Tasks to perform
1/ Pull out the full passage about loving the Red Sox, word for word.
2/ Count the lines in the records that contain the word "dati", matching case, and reply with only the number.

I love Trot Nixon. I love Jason Varitek. There's a special place in my heart for Johnny Damon. I love what Kevin Millar has brought to the team both on the field and off. I was at Fenway for Gabe Kapler's second game with the Sox, when he hit three homers, and I fell in love with him just a little bit then. And I miss all sorts of players who've gone by the wayside. I miss El Guapo, because damn, I liked Rich Garces. I liked Mo Vaughn and I liked Troy O'Leary and I liked Brian Daubach and I was strangely excited this year by his return to spring training in Fort Myers. I loved Shea Hillenbrand and was bummed out that we traded him (it goes without speaking that I feel the same way about Nomar) - yet I fell in love with the folks we traded him for. I still miss Shea and Nomar, but my boys are my boys.

I think the first baseball moment I remember in my life was Carlton Fisk's homerun - you know the one. The most horrifying moment I have ever seen in a game was Bryce Florie getting hit in the face by a line drive - the thought of that still makes me twitch. And the most moving moment I have ever seen on a baseball field was Ted Williams coming onto the field at Fenway during the 100th All-Star Game, entering in a golf cart and looking sick and wan, but embodying so much of what has been wonderful - and also terribly unfair - about Red Sox history. That man, who is inarguably one of the best players in the history of the sport, spent twenty-one years on the Red Sox roster and never earned a World Series Championship Ring.

This is my team. These are my boys. I love them all.

Record excerpts

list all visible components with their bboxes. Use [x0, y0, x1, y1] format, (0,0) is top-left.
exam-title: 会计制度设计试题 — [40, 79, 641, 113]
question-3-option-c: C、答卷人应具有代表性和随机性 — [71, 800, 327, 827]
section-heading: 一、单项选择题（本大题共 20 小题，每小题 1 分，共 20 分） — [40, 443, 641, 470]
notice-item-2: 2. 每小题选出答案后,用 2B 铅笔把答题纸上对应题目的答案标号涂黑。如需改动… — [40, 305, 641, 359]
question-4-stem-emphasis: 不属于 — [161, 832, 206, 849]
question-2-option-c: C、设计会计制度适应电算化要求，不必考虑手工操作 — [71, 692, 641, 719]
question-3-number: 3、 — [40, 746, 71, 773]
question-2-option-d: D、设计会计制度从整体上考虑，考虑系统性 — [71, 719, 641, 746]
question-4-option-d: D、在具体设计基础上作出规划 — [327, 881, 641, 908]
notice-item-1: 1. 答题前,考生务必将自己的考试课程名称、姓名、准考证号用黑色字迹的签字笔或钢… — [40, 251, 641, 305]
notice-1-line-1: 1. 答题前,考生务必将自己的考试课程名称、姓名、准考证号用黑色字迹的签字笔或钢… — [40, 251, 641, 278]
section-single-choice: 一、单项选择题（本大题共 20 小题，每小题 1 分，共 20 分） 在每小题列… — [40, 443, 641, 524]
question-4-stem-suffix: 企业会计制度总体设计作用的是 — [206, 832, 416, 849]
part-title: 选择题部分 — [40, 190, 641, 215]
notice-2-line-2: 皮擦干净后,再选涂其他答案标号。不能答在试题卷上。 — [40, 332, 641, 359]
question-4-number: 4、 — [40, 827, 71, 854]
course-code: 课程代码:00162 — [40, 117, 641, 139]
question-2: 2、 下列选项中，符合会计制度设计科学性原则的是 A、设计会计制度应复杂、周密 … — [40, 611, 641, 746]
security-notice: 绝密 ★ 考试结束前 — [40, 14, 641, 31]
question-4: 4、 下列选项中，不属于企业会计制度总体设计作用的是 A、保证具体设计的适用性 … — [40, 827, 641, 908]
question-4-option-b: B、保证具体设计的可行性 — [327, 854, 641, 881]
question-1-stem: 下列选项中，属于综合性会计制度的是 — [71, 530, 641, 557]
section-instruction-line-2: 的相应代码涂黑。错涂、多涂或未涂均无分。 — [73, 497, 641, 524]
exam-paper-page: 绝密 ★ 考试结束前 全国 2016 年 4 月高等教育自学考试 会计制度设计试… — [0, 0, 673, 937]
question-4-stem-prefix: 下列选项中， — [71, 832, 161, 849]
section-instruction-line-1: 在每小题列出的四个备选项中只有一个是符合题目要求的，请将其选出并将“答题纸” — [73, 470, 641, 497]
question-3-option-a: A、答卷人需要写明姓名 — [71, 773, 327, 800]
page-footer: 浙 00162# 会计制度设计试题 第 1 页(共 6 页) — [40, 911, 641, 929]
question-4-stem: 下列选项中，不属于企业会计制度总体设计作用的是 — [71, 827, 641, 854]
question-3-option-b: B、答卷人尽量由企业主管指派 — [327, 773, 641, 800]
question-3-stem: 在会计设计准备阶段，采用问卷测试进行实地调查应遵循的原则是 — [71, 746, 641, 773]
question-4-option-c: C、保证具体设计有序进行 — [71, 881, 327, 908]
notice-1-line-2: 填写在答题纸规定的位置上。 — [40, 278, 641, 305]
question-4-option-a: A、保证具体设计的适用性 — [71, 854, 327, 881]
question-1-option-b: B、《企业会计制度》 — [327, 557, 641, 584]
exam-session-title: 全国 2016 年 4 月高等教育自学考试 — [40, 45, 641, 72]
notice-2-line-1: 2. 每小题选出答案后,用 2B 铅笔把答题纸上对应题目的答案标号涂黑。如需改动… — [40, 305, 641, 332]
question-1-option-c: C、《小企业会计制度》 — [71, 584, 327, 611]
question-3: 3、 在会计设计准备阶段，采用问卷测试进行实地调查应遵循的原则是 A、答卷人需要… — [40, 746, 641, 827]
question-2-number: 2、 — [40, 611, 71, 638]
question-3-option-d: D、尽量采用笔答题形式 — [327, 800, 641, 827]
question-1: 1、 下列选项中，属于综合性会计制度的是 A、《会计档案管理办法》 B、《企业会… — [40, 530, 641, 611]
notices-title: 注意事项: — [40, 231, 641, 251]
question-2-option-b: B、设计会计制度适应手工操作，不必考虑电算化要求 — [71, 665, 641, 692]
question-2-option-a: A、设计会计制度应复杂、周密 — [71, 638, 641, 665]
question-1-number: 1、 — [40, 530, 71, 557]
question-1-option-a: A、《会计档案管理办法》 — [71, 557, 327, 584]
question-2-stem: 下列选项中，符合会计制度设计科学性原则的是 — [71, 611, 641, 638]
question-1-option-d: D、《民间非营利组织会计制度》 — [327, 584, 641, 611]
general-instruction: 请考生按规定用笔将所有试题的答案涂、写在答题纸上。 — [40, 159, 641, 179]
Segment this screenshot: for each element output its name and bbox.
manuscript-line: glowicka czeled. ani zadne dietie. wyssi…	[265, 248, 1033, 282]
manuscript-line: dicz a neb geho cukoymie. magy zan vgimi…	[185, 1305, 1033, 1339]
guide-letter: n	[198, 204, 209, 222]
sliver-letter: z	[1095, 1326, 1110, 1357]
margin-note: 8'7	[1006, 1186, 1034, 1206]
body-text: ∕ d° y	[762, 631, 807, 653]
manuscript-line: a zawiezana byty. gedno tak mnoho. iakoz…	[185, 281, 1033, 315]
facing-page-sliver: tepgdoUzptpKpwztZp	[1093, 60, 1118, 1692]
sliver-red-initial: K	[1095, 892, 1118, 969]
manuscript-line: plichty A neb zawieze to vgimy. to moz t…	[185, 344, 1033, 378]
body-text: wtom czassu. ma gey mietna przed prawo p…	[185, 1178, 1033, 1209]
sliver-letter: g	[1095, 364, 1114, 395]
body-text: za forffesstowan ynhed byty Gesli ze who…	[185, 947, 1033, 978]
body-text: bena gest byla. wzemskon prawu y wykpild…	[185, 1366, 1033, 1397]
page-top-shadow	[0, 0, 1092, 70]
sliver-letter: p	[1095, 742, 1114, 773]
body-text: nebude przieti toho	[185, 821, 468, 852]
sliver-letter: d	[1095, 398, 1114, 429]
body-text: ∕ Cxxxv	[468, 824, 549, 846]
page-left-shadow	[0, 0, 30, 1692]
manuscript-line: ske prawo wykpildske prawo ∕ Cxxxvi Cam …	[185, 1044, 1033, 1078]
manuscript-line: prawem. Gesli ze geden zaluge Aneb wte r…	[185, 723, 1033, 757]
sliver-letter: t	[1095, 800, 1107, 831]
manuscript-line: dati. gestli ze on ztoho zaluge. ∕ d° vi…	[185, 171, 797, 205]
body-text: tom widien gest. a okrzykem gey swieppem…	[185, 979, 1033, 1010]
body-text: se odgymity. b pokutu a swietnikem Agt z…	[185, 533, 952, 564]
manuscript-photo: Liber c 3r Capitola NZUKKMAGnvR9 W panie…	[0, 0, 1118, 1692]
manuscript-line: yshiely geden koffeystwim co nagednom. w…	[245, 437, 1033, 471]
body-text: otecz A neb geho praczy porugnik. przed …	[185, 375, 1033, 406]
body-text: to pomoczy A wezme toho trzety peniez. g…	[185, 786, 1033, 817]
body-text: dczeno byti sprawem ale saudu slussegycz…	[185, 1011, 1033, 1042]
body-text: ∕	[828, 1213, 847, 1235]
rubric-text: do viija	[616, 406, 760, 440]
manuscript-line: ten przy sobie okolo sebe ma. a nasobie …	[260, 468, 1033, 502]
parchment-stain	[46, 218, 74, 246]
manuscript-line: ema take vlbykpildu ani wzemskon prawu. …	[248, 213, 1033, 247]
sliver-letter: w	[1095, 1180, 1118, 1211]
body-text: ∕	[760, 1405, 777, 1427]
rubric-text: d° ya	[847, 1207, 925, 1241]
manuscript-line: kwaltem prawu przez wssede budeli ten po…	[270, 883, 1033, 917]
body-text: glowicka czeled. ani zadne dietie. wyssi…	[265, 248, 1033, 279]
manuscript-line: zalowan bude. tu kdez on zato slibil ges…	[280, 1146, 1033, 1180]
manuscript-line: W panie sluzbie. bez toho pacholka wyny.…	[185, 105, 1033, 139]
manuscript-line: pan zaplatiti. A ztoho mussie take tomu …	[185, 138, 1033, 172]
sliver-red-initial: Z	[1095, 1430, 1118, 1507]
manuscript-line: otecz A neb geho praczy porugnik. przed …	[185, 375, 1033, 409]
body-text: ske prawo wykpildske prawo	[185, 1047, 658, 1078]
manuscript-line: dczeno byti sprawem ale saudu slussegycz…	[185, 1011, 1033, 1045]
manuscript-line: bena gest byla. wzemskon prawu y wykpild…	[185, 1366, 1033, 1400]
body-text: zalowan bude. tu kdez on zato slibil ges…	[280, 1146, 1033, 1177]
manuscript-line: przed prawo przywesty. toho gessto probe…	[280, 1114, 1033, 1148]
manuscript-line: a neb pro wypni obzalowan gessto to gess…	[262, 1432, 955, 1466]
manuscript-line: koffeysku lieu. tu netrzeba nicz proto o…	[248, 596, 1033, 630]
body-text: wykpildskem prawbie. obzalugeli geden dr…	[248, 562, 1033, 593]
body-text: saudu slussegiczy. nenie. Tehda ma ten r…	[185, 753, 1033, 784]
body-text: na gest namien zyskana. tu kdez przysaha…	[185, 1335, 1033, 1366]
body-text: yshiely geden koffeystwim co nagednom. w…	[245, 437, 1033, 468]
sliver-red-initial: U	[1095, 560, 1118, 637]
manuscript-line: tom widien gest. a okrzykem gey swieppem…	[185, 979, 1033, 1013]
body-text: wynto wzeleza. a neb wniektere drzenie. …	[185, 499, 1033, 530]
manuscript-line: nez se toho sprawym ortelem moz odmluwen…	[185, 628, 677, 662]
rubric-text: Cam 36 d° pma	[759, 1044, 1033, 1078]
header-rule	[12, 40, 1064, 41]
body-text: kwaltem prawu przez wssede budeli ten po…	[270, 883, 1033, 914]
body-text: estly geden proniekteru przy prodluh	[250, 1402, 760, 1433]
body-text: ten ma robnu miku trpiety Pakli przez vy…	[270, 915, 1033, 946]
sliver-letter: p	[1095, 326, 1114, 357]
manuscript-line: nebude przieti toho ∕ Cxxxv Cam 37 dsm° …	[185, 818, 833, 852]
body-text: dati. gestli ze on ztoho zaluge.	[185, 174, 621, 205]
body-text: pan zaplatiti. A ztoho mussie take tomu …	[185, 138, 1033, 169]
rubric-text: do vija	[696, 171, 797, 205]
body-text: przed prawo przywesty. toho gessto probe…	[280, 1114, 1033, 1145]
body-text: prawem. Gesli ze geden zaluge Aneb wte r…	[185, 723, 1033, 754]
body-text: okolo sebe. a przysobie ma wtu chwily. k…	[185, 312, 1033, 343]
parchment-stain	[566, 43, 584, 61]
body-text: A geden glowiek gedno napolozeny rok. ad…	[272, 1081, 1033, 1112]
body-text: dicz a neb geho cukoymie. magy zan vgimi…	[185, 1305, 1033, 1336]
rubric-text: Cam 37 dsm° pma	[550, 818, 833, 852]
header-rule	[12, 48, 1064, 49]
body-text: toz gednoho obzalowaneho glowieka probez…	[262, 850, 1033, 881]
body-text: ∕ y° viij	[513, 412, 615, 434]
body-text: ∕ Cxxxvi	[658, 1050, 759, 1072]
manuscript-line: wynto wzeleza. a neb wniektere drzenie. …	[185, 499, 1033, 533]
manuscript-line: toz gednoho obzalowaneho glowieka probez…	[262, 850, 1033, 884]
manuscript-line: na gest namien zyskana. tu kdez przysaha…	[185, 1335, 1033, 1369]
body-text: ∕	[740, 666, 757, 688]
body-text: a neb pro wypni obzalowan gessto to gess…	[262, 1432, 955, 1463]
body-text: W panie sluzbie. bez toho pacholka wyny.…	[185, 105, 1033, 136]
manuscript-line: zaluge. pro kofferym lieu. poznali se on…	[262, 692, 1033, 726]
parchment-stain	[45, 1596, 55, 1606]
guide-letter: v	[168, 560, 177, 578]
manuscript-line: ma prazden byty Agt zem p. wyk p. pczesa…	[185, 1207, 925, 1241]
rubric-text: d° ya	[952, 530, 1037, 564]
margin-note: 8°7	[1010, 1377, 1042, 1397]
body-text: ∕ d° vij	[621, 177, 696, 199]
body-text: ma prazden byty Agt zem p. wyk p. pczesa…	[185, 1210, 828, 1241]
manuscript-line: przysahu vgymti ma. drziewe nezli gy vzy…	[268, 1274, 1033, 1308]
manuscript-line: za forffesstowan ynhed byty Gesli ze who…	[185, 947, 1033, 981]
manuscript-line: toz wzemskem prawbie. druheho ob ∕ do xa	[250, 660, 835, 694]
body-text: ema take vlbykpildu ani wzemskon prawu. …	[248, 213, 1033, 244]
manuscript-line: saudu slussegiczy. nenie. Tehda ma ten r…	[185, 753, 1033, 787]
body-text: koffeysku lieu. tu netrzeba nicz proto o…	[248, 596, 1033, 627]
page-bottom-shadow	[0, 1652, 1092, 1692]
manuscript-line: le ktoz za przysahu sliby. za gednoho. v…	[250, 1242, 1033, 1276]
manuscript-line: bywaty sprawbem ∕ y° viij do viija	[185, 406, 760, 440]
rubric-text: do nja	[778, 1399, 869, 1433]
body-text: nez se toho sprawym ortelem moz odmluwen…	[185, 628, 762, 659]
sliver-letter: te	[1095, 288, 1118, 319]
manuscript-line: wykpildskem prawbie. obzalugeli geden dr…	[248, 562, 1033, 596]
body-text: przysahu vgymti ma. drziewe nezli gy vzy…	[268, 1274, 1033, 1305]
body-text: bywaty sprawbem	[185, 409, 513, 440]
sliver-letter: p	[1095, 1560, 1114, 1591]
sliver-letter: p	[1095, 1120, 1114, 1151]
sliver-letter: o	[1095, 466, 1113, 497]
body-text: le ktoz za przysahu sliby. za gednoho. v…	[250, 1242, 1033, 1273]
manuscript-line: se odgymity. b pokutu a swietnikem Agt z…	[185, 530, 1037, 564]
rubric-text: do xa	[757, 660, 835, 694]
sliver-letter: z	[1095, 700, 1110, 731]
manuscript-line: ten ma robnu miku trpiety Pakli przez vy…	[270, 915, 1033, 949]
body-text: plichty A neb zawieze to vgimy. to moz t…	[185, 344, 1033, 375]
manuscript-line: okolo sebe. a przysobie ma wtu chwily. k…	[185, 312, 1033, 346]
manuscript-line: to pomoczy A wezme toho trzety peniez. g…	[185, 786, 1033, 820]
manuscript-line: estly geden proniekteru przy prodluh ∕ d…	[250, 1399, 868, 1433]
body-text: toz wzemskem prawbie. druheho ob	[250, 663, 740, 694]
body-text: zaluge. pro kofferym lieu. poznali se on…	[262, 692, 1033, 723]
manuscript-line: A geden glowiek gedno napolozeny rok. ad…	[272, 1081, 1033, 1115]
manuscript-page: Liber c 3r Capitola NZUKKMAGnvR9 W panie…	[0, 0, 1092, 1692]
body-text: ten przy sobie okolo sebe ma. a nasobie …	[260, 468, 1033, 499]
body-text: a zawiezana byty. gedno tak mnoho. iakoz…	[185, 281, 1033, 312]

Results
1/
I love Trot Nixon. I love Jason Varitek. There's a special place in my heart for Johnny Damon. I love what Kevin Millar has brought to the team both on the field and off. I was at Fenway for Gabe Kapler's second game with the Sox, when he hit three homers, and I fell in love with him just a little bit then. And I miss all sorts of players who've gone by the wayside. I miss El Guapo, because damn, I liked Rich Garces. I liked Mo Vaughn and I liked Troy O'Leary and I liked Brian Daubach and I was strangely excited this year by his return to spring training in Fort Myers. I loved Shea Hillenbrand and was bummed out that we traded him (it goes without speaking that I feel the same way about Nomar) - yet I fell in love with the folks we traded him for. I still miss Shea and Nomar, but my boys are my boys.

I think the first baseball moment I remember in my life was Carlton Fisk's homerun - you know the one. The most horrifying moment I have ever seen in a game was Bryce Florie getting hit in the face by a line drive - the thought of that still makes me twitch. And the most moving moment I have ever seen on a baseball field was Ted Williams coming onto the field at Fenway during the 100th All-Star Game, entering in a golf cart and looking sick and wan, but embodying so much of what has been wonderful - and also terribly unfair - about Red Sox history. That man, who is inarguably one of the best players in the history of the sport, spent twenty-one years on the Red Sox roster and never earned a World Series Championship Ring.

This is my team. These are my boys. I love them all.

2/ 2